Extract every line that includes the string "疏导民心".

_Data shown_
************
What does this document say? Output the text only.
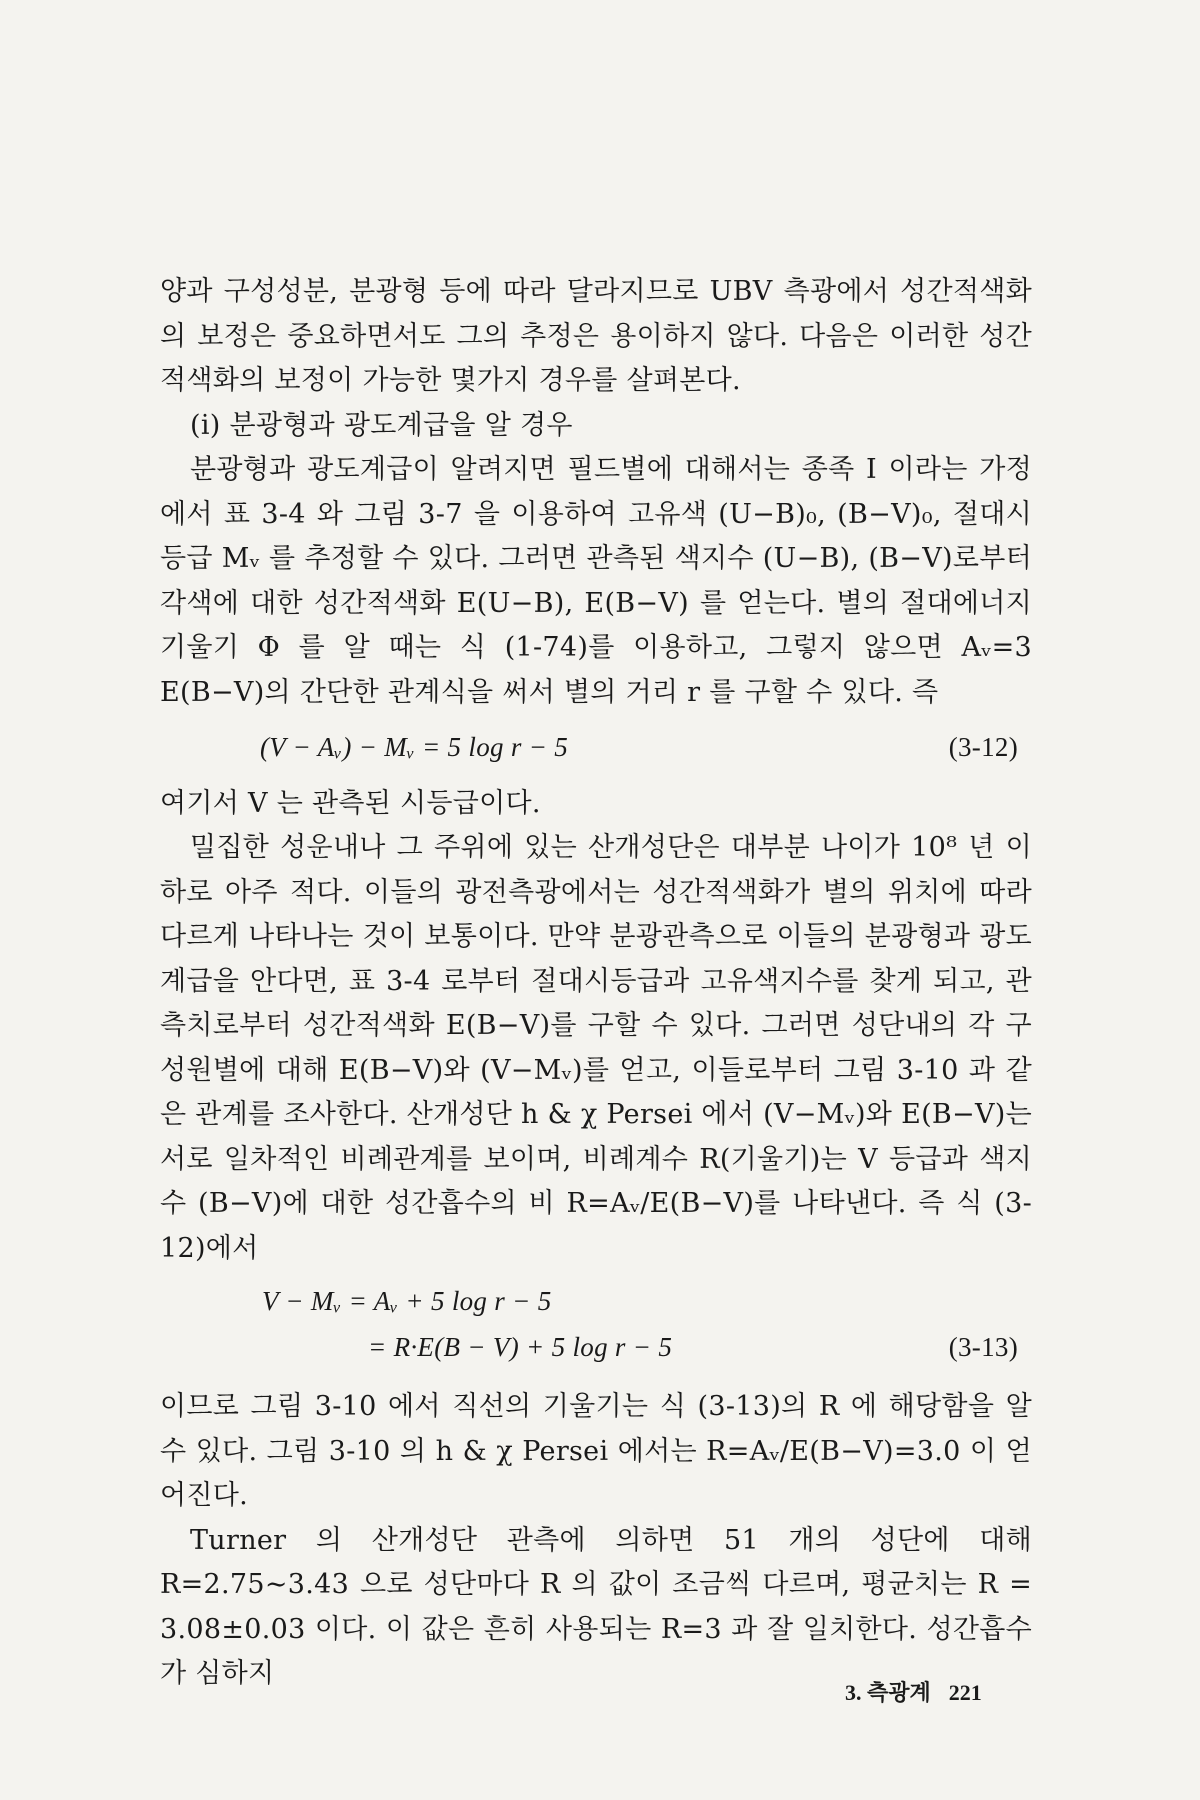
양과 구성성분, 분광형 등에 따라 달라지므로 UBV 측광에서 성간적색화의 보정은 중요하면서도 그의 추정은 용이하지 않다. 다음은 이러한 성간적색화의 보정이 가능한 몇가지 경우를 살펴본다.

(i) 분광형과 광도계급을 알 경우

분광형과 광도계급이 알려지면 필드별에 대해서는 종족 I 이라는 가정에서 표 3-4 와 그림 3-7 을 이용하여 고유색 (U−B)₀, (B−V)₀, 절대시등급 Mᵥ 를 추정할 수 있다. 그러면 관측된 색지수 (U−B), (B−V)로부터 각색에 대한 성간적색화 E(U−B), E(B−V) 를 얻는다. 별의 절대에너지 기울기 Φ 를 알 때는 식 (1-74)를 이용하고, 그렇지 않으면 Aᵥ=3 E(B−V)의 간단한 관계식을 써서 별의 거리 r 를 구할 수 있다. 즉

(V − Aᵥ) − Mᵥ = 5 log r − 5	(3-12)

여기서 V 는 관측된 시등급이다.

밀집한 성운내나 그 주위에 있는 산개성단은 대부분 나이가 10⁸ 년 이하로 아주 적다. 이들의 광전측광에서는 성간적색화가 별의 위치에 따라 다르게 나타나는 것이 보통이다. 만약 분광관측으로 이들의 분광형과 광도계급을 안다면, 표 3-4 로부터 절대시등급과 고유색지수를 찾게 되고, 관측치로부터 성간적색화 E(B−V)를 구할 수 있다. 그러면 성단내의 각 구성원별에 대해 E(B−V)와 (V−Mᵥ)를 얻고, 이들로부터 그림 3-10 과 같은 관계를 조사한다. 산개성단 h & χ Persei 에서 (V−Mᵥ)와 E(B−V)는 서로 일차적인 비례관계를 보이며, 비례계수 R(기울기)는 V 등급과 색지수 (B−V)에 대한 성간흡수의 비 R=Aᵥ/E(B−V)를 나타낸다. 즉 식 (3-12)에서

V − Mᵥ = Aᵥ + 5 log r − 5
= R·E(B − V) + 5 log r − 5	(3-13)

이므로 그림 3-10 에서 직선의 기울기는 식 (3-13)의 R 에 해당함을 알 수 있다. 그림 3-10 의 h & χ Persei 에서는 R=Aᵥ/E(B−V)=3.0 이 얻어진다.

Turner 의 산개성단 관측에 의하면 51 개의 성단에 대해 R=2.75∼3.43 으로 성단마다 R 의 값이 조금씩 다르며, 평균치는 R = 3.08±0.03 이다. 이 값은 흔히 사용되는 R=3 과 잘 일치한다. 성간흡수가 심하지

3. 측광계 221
************
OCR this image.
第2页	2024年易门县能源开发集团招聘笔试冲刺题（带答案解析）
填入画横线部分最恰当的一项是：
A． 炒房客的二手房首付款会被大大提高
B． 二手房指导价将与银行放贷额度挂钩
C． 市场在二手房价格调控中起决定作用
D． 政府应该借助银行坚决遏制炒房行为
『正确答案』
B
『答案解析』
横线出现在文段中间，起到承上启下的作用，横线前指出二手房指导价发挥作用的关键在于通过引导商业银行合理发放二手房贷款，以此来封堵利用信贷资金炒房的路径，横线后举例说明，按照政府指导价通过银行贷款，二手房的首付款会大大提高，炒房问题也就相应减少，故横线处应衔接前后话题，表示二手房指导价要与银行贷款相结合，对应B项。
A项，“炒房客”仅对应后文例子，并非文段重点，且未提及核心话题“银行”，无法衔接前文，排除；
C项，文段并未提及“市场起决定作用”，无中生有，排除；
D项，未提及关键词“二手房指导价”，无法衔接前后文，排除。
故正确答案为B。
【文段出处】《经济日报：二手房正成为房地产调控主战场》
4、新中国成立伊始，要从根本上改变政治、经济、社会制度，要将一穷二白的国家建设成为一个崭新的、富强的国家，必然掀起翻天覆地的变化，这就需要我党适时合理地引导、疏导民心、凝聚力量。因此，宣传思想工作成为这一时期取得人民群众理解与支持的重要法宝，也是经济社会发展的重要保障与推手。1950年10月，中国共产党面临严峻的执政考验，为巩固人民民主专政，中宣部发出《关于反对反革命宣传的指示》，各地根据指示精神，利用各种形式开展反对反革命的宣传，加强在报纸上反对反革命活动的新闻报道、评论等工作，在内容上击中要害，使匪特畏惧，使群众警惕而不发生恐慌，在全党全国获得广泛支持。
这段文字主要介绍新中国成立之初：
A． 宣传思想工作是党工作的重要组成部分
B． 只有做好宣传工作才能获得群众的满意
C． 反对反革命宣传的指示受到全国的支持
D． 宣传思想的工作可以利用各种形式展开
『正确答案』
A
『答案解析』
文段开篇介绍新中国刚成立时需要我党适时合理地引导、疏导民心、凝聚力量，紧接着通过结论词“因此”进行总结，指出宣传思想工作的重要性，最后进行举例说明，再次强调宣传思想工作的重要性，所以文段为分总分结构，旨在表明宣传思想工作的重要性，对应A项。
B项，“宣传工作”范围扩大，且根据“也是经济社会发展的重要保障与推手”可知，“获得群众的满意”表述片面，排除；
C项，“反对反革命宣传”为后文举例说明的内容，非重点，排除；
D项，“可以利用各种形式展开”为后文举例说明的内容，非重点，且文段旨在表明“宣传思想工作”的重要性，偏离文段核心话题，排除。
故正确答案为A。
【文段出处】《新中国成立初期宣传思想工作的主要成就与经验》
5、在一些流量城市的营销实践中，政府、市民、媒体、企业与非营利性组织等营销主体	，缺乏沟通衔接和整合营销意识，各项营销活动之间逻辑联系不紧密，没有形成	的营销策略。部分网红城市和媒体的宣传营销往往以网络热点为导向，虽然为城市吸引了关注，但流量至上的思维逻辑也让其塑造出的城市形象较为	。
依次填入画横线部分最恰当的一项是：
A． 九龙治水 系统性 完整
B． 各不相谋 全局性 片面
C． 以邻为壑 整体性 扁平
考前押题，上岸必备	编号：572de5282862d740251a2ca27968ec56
************
_Correct answer_
4、新中国成立伊始，要从根本上改变政治、经济、社会制度，要将一穷二白的国家建设成为一个崭新的、富强的国家，必然掀起翻天覆地的变化，这就需要我党适时合理地引导、疏导民心、凝聚力量。因此，宣传思想工作成为这一时期取得人民群众理解与支持的重要法宝，也是经济社会发展的重要保障与推手。1950年10月，中国共产党面临严峻的执政考验，为巩固人民民主专政，中宣部发出《关于反对反革命宣传的指示》，各地根据指示精神，利用各种形式开展反对反革命的宣传，加强在报纸上反对反革命活动的新闻报道、评论等工作，在内容上击中要害，使匪特畏惧，使群众警惕而不发生恐慌，在全党全国获得广泛支持。
文段开篇介绍新中国刚成立时需要我党适时合理地引导、疏导民心、凝聚力量，紧接着通过结论词“因此”进行总结，指出宣传思想工作的重要性，最后进行举例说明，再次强调宣传思想工作的重要性，所以文段为分总分结构，旨在表明宣传思想工作的重要性，对应A项。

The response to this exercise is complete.